## Task prompt:
Locate each line in the records containing "this". Copy it.

Data items:
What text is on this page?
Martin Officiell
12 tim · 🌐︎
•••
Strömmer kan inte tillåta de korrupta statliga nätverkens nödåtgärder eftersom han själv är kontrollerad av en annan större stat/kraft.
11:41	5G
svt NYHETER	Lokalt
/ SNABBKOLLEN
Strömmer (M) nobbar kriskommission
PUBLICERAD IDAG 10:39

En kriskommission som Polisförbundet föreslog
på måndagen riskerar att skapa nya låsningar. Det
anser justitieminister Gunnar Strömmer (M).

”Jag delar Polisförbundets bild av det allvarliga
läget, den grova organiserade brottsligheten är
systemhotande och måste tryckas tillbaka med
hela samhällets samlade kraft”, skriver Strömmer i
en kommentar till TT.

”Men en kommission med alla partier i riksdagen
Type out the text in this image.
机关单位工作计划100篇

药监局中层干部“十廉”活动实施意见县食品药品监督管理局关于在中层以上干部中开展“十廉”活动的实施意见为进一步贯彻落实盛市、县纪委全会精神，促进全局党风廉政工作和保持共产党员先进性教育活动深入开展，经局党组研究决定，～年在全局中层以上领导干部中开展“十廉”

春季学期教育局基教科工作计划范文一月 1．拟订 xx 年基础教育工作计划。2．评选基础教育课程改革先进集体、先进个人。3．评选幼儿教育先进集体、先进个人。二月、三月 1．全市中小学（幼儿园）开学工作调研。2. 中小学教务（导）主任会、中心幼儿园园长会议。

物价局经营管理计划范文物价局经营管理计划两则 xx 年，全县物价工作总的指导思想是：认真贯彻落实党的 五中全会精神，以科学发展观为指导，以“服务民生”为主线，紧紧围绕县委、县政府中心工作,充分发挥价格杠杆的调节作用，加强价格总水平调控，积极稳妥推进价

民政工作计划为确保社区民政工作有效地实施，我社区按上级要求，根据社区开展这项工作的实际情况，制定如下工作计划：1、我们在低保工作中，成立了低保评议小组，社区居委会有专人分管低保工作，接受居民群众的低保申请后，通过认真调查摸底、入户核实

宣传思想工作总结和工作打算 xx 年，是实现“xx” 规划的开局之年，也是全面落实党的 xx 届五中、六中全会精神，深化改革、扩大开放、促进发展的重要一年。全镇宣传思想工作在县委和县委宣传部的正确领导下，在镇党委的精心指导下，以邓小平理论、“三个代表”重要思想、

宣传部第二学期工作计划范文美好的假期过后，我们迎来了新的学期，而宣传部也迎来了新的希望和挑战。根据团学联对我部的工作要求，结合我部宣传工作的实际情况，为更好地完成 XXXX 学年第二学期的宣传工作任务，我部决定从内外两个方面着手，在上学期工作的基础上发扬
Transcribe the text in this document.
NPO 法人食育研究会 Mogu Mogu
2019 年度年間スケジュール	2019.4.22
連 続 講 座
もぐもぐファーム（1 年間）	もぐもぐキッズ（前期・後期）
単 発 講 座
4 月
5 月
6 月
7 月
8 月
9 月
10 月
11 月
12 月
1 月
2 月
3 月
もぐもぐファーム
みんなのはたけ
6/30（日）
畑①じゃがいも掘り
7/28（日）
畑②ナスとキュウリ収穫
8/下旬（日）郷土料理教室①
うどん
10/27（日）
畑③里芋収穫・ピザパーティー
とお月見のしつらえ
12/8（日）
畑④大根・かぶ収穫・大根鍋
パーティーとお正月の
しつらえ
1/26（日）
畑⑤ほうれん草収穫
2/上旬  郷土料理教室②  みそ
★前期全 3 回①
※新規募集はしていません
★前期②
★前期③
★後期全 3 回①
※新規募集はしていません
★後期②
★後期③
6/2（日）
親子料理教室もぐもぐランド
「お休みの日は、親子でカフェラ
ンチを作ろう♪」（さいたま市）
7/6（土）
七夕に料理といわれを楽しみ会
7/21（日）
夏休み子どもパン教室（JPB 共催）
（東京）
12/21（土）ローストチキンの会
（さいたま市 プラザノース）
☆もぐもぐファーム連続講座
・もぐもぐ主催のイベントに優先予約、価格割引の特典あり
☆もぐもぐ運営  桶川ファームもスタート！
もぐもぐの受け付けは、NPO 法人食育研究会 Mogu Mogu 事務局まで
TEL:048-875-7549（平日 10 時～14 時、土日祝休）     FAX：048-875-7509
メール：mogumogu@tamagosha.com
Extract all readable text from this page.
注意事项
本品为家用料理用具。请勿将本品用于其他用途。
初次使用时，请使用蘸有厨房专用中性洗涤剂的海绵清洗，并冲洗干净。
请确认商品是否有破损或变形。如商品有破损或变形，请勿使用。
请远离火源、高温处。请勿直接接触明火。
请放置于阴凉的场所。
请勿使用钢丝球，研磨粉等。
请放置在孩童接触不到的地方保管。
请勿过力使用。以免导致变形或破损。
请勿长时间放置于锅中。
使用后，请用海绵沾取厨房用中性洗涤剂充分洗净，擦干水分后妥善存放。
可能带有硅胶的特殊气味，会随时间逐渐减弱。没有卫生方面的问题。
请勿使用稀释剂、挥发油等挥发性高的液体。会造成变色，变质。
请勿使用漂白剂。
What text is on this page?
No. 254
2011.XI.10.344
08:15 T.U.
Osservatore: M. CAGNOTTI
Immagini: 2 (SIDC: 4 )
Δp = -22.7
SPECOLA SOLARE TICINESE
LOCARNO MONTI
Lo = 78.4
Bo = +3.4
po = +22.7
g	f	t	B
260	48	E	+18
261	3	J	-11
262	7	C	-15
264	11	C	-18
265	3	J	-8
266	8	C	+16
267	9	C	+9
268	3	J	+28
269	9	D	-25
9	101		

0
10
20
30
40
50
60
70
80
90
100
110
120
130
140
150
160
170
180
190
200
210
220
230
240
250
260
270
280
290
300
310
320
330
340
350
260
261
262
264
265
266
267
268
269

## Solution to the problem:
What text is on this page?
Type out the text in this image.
Transcribe the text in this document.
Extract all readable text from this page.
What text is on this page?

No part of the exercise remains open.